» **Recorded information**:
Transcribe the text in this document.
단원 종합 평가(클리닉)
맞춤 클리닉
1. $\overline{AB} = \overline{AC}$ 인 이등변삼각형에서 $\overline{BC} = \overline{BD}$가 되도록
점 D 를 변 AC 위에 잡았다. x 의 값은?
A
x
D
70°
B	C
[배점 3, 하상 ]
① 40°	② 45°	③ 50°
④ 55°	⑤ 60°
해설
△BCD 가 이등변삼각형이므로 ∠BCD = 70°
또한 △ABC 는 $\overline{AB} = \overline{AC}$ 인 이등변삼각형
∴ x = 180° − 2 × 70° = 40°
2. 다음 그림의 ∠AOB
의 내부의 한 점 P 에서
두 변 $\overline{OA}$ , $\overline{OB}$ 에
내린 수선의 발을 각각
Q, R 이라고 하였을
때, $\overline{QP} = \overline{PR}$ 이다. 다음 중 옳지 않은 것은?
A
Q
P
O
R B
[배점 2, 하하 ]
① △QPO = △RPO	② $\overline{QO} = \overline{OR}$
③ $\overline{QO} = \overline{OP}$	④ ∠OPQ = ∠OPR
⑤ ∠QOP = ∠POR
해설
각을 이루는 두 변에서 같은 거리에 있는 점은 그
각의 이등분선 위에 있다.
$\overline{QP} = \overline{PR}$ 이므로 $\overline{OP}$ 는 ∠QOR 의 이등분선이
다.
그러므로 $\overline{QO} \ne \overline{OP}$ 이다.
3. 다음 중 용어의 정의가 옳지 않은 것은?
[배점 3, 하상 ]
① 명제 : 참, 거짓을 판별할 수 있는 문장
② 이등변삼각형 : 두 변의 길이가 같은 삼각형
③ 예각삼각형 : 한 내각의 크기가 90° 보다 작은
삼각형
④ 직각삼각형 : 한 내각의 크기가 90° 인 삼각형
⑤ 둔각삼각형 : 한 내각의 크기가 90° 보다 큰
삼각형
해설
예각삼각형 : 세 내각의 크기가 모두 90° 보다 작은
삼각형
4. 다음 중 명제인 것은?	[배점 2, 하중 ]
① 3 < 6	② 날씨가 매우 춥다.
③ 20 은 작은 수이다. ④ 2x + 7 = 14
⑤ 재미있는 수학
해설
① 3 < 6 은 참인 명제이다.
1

» **Set task**: Tally up the lines holding the string "overline" in this listing, and report the total alone.

» **Solution to the exercise**: 8